### [WHAT YOU WILL DO]
Collect every line of the material below that contains the string "connector", and copy each one in full.

[Extracted data entries]
--- START ---

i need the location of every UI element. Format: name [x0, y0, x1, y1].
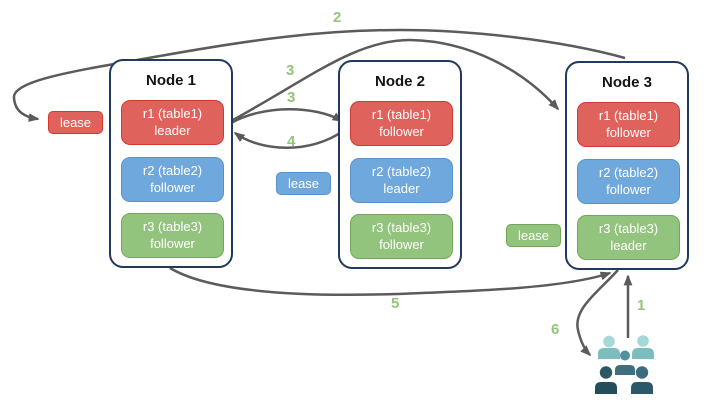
step-label-5: 5: [391, 295, 400, 312]
node-3-title: Node 3: [601, 74, 652, 91]
node-2-replica-r2: r2 (table2) leader: [350, 158, 453, 203]
arrow-step-6: [576, 269, 619, 357]
user-body-front-right: [631, 382, 653, 394]
user-head-front-left: [599, 366, 613, 379]
replica-name: r2 (table2): [371, 163, 432, 179]
node-2-replica-r1: r1 (table1) follower: [350, 101, 453, 146]
node-1-title: Node 1: [145, 72, 196, 89]
node-2-replica-r3: r3 (table3) follower: [350, 214, 453, 259]
node-3-replica-r2: r2 (table2) follower: [577, 159, 680, 204]
step-label-4: 4: [287, 133, 296, 150]
replica-role: follower: [150, 235, 195, 251]
node-3-replica-r1: r1 (table1) follower: [577, 102, 680, 147]
replica-name: r1 (table1): [142, 105, 203, 121]
arrow-step-4: [233, 129, 344, 149]
step-label-1: 1: [637, 297, 646, 314]
replica-role: follower: [379, 123, 424, 139]
lease-badge-green: lease: [506, 224, 561, 247]
lease-badge-blue: lease: [276, 172, 331, 195]
replica-role: follower: [379, 236, 424, 252]
step-label-3-upper: 3: [286, 62, 295, 79]
step-label-3-lower: 3: [287, 89, 296, 106]
replica-name: r2 (table2): [142, 162, 203, 178]
replica-name: r3 (table3): [142, 218, 203, 234]
step-label-2: 2: [333, 9, 342, 26]
replica-role: leader: [383, 180, 420, 196]
node-1-replica-r3: r3 (table3) follower: [121, 213, 224, 258]
user-body-back-right: [632, 348, 654, 359]
replica-role: leader: [610, 237, 647, 253]
user-head-back-right: [637, 335, 649, 347]
user-head-front-right: [635, 366, 649, 379]
user-body-back-left: [598, 348, 620, 359]
arrow-step-2: [12, 28, 626, 122]
step-label-6: 6: [551, 321, 560, 338]
node-3-replica-r3: r3 (table3) leader: [577, 215, 680, 260]
replica-name: r3 (table3): [371, 219, 432, 235]
user-head-back-left: [603, 335, 615, 348]
node-2-box: Node 2 r1 (table1) follower r2 (table2) …: [338, 60, 462, 269]
node-3-box: Node 3 r1 (table1) follower r2 (table2) …: [565, 61, 689, 270]
replica-role: follower: [606, 181, 651, 197]
user-body-front-left: [595, 382, 617, 394]
arrow-step-3-to-node2: [230, 108, 344, 125]
node-1-replica-r2: r2 (table2) follower: [121, 157, 224, 202]
replica-name: r2 (table2): [598, 164, 659, 180]
replica-name: r1 (table1): [598, 107, 659, 123]
replica-role: follower: [606, 124, 651, 140]
users-group-icon: [595, 335, 654, 394]
arrow-step-5: [169, 266, 612, 297]
arrow-step-3-to-node3: [230, 38, 560, 123]
lease-badge-red: lease: [48, 111, 103, 134]
node-2-title: Node 2: [374, 73, 425, 90]
replica-name: r1 (table1): [371, 106, 432, 122]
user-body-middle: [615, 365, 635, 375]
node-1-replica-r1: r1 (table1) leader: [121, 100, 224, 145]
replica-role: follower: [150, 179, 195, 195]
replica-name: r3 (table3): [598, 220, 659, 236]
user-head-middle: [620, 350, 630, 361]
replica-role: leader: [154, 122, 191, 138]
node-1-box: Node 1 r1 (table1) leader r2 (table2) fo…: [109, 59, 233, 268]
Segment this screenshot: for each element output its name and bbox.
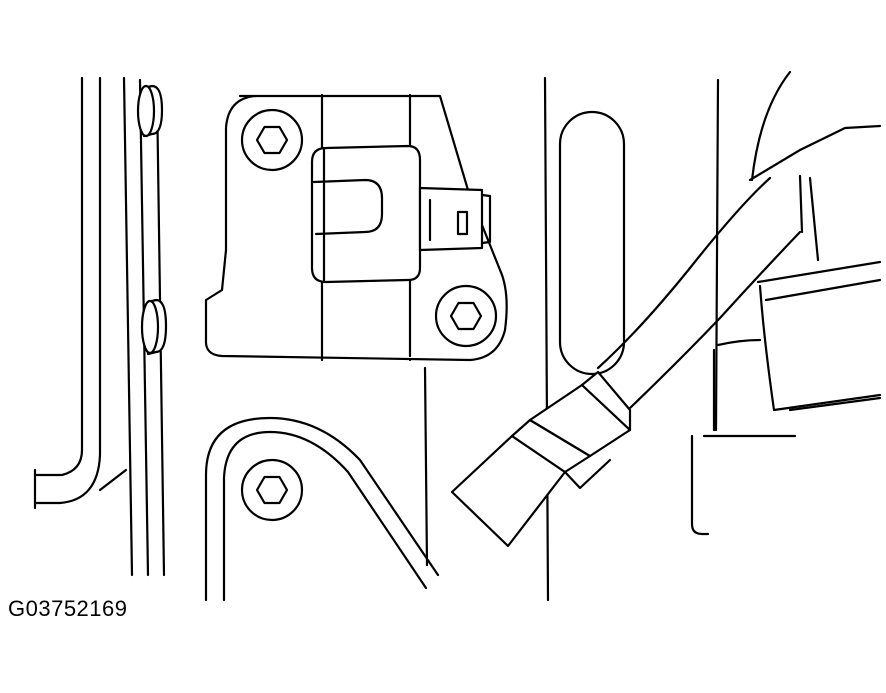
oval-slot	[558, 110, 626, 376]
dowel-pin-lower	[140, 298, 168, 356]
lower-casting-arch	[204, 416, 440, 602]
sensor-body	[310, 144, 422, 284]
dowel-pin-upper	[136, 84, 164, 138]
sensor-connector-stub	[418, 186, 492, 252]
harness-wire	[596, 70, 882, 410]
right-side-components	[690, 260, 882, 536]
bracket-bolt-lower	[434, 284, 498, 348]
lower-casting-bolt	[240, 458, 304, 522]
bracket-bolt-upper	[240, 108, 304, 172]
figure-id-label: G03752169	[8, 596, 128, 621]
harness-connector-plug	[450, 370, 632, 548]
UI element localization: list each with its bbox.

--- END ---

### [SOLUTION TO THIS PROBLEM]
sensor-connector-stub	[418, 186, 492, 252]
harness-connector-plug	[450, 370, 632, 548]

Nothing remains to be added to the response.